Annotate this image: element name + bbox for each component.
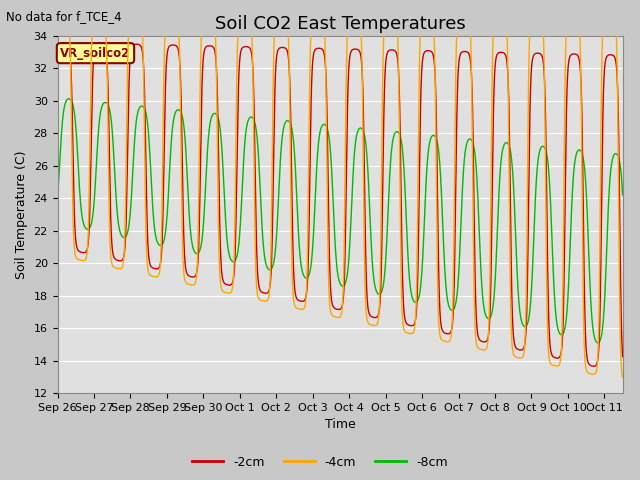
Text: No data for f_TCE_4: No data for f_TCE_4 bbox=[6, 10, 122, 23]
X-axis label: Time: Time bbox=[324, 419, 355, 432]
Y-axis label: Soil Temperature (C): Soil Temperature (C) bbox=[15, 150, 28, 279]
Title: Soil CO2 East Temperatures: Soil CO2 East Temperatures bbox=[214, 15, 465, 33]
Legend: -2cm, -4cm, -8cm: -2cm, -4cm, -8cm bbox=[187, 451, 453, 474]
Text: VR_soilco2: VR_soilco2 bbox=[60, 47, 131, 60]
|---|
§ **TO BE DONE**
Output the items as a numbered list, one line each, leaving out blank lines and the pictures.

§ **SOLVED EXERCISE**
1. Annotate this image: element name + bbox for each component.
2. Text: No data for f_TCE_4: No data for f_TCE_4 bbox=[6, 10, 122, 23]
3. X-axis label: Time: Time bbox=[324, 419, 355, 432]
4. Y-axis label: Soil Temperature (C): Soil Temperature (C) bbox=[15, 150, 28, 279]
5. Title: Soil CO2 East Temperatures: Soil CO2 East Temperatures bbox=[214, 15, 465, 33]
6. Legend: -2cm, -4cm, -8cm: -2cm, -4cm, -8cm bbox=[187, 451, 453, 474]
7. Text: VR_soilco2: VR_soilco2 bbox=[60, 47, 131, 60]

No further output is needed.